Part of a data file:
━━━

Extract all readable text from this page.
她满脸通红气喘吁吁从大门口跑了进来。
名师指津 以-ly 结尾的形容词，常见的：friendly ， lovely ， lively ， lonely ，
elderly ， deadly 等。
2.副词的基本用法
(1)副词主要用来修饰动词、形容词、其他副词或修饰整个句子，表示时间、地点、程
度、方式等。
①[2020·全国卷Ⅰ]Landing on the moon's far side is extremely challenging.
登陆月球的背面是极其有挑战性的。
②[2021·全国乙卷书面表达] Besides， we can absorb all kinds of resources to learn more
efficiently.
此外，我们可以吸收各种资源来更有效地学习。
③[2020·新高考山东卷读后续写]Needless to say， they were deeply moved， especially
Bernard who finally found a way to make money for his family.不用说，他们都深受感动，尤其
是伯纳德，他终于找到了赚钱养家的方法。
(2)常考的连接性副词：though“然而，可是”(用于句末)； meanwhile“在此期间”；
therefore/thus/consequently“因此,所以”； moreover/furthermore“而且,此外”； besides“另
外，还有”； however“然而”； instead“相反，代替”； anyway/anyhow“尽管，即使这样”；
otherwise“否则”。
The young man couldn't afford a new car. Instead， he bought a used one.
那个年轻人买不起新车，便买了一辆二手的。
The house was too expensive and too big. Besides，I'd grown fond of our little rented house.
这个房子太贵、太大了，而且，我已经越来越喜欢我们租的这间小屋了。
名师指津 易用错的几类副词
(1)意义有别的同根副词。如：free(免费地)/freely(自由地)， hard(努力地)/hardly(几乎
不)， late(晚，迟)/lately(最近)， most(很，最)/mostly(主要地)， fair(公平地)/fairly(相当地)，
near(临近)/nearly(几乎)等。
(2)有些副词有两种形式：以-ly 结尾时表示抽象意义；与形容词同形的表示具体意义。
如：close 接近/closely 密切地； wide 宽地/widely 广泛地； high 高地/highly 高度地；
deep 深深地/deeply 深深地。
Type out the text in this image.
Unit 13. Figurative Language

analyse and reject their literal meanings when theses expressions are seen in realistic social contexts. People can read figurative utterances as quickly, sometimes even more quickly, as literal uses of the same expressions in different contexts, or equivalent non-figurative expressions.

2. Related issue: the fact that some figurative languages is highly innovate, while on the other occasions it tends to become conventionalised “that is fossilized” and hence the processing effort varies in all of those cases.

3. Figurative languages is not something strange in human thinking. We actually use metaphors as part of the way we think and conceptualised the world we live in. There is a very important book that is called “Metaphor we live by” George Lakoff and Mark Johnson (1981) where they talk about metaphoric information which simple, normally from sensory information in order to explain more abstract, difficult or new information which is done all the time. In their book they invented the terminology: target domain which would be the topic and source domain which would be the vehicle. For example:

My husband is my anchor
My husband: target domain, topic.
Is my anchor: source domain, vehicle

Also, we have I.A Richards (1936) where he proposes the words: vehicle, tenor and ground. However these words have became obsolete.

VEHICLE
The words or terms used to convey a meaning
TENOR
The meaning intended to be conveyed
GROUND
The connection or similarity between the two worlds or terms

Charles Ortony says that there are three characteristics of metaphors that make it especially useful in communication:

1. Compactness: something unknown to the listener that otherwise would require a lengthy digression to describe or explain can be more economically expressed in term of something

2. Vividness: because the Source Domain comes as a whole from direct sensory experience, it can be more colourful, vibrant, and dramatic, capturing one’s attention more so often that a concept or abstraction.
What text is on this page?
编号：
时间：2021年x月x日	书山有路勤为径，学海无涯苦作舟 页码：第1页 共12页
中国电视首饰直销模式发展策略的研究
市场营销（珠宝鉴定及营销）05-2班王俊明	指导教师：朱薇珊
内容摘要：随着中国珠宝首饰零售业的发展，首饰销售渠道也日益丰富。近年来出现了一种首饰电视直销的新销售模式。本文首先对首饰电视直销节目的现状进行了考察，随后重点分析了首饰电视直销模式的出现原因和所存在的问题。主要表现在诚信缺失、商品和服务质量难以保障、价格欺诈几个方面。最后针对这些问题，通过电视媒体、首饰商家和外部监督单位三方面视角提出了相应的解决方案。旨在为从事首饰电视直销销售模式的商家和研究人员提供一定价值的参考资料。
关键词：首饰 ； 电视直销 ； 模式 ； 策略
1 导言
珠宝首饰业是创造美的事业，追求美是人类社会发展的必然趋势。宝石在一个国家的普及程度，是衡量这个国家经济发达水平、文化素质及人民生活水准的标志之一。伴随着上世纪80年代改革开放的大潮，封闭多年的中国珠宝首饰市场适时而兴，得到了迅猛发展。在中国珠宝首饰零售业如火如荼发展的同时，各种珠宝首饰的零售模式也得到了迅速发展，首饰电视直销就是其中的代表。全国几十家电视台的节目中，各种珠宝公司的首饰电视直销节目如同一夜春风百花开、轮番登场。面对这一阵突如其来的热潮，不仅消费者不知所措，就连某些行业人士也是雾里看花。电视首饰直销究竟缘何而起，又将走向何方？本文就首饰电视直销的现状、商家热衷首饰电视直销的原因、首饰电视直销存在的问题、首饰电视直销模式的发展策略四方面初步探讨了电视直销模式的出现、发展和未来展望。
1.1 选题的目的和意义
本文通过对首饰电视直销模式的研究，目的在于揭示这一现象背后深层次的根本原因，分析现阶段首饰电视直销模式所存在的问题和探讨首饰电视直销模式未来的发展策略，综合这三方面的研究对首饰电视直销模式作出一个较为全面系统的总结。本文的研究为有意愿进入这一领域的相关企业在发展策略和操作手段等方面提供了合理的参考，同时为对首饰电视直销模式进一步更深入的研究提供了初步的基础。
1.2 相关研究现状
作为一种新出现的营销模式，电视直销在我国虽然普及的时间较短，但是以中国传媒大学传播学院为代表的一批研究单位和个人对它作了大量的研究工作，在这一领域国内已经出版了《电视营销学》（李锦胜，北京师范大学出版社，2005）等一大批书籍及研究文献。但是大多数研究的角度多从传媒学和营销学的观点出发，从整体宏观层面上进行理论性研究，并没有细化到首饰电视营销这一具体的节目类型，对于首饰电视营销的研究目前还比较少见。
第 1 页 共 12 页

━━━

Task brief :: Repeat every line of the records above exactly.

Result of the task ::
Extract all readable text from this page.
她满脸通红气喘吁吁从大门口跑了进来。
名师指津 以-ly 结尾的形容词，常见的：friendly ， lovely ， lively ， lonely ，
elderly ， deadly 等。
2.副词的基本用法
(1)副词主要用来修饰动词、形容词、其他副词或修饰整个句子，表示时间、地点、程
度、方式等。
①[2020·全国卷Ⅰ]Landing on the moon's far side is extremely challenging.
登陆月球的背面是极其有挑战性的。
②[2021·全国乙卷书面表达] Besides， we can absorb all kinds of resources to learn more
efficiently.
此外，我们可以吸收各种资源来更有效地学习。
③[2020·新高考山东卷读后续写]Needless to say， they were deeply moved， especially
Bernard who finally found a way to make money for his family.不用说，他们都深受感动，尤其
是伯纳德，他终于找到了赚钱养家的方法。
(2)常考的连接性副词：though“然而，可是”(用于句末)； meanwhile“在此期间”；
therefore/thus/consequently“因此,所以”； moreover/furthermore“而且,此外”； besides“另
外，还有”； however“然而”； instead“相反，代替”； anyway/anyhow“尽管，即使这样”；
otherwise“否则”。
The young man couldn't afford a new car. Instead， he bought a used one.
那个年轻人买不起新车，便买了一辆二手的。
The house was too expensive and too big. Besides，I'd grown fond of our little rented house.
这个房子太贵、太大了，而且，我已经越来越喜欢我们租的这间小屋了。
名师指津 易用错的几类副词
(1)意义有别的同根副词。如：free(免费地)/freely(自由地)， hard(努力地)/hardly(几乎
不)， late(晚，迟)/lately(最近)， most(很，最)/mostly(主要地)， fair(公平地)/fairly(相当地)，
near(临近)/nearly(几乎)等。
(2)有些副词有两种形式：以-ly 结尾时表示抽象意义；与形容词同形的表示具体意义。
如：close 接近/closely 密切地； wide 宽地/widely 广泛地； high 高地/highly 高度地；
deep 深深地/deeply 深深地。
Type out the text in this image.
Unit 13. Figurative Language

analyse and reject their literal meanings when theses expressions are seen in realistic social contexts. People can read figurative utterances as quickly, sometimes even more quickly, as literal uses of the same expressions in different contexts, or equivalent non-figurative expressions.

2. Related issue: the fact that some figurative languages is highly innovate, while on the other occasions it tends to become conventionalised “that is fossilized” and hence the processing effort varies in all of those cases.

3. Figurative languages is not something strange in human thinking. We actually use metaphors as part of the way we think and conceptualised the world we live in. There is a very important book that is called “Metaphor we live by” George Lakoff and Mark Johnson (1981) where they talk about metaphoric information which simple, normally from sensory information in order to explain more abstract, difficult or new information which is done all the time. In their book they invented the terminology: target domain which would be the topic and source domain which would be the vehicle. For example:

My husband is my anchor
My husband: target domain, topic.
Is my anchor: source domain, vehicle

Also, we have I.A Richards (1936) where he proposes the words: vehicle, tenor and ground. However these words have became obsolete.

VEHICLE
The words or terms used to convey a meaning
TENOR
The meaning intended to be conveyed
GROUND
The connection or similarity between the two worlds or terms

Charles Ortony says that there are three characteristics of metaphors that make it especially useful in communication:

1. Compactness: something unknown to the listener that otherwise would require a lengthy digression to describe or explain can be more economically expressed in term of something

2. Vividness: because the Source Domain comes as a whole from direct sensory experience, it can be more colourful, vibrant, and dramatic, capturing one’s attention more so often that a concept or abstraction.
What text is on this page?
编号：
时间：2021年x月x日	书山有路勤为径，学海无涯苦作舟 页码：第1页 共12页
中国电视首饰直销模式发展策略的研究
市场营销（珠宝鉴定及营销）05-2班王俊明	指导教师：朱薇珊
内容摘要：随着中国珠宝首饰零售业的发展，首饰销售渠道也日益丰富。近年来出现了一种首饰电视直销的新销售模式。本文首先对首饰电视直销节目的现状进行了考察，随后重点分析了首饰电视直销模式的出现原因和所存在的问题。主要表现在诚信缺失、商品和服务质量难以保障、价格欺诈几个方面。最后针对这些问题，通过电视媒体、首饰商家和外部监督单位三方面视角提出了相应的解决方案。旨在为从事首饰电视直销销售模式的商家和研究人员提供一定价值的参考资料。
关键词：首饰 ； 电视直销 ； 模式 ； 策略
1 导言
珠宝首饰业是创造美的事业，追求美是人类社会发展的必然趋势。宝石在一个国家的普及程度，是衡量这个国家经济发达水平、文化素质及人民生活水准的标志之一。伴随着上世纪80年代改革开放的大潮，封闭多年的中国珠宝首饰市场适时而兴，得到了迅猛发展。在中国珠宝首饰零售业如火如荼发展的同时，各种珠宝首饰的零售模式也得到了迅速发展，首饰电视直销就是其中的代表。全国几十家电视台的节目中，各种珠宝公司的首饰电视直销节目如同一夜春风百花开、轮番登场。面对这一阵突如其来的热潮，不仅消费者不知所措，就连某些行业人士也是雾里看花。电视首饰直销究竟缘何而起，又将走向何方？本文就首饰电视直销的现状、商家热衷首饰电视直销的原因、首饰电视直销存在的问题、首饰电视直销模式的发展策略四方面初步探讨了电视直销模式的出现、发展和未来展望。
1.1 选题的目的和意义
本文通过对首饰电视直销模式的研究，目的在于揭示这一现象背后深层次的根本原因，分析现阶段首饰电视直销模式所存在的问题和探讨首饰电视直销模式未来的发展策略，综合这三方面的研究对首饰电视直销模式作出一个较为全面系统的总结。本文的研究为有意愿进入这一领域的相关企业在发展策略和操作手段等方面提供了合理的参考，同时为对首饰电视直销模式进一步更深入的研究提供了初步的基础。
1.2 相关研究现状
作为一种新出现的营销模式，电视直销在我国虽然普及的时间较短，但是以中国传媒大学传播学院为代表的一批研究单位和个人对它作了大量的研究工作，在这一领域国内已经出版了《电视营销学》（李锦胜，北京师范大学出版社，2005）等一大批书籍及研究文献。但是大多数研究的角度多从传媒学和营销学的观点出发，从整体宏观层面上进行理论性研究，并没有细化到首饰电视营销这一具体的节目类型，对于首饰电视营销的研究目前还比较少见。
第 1 页 共 12 页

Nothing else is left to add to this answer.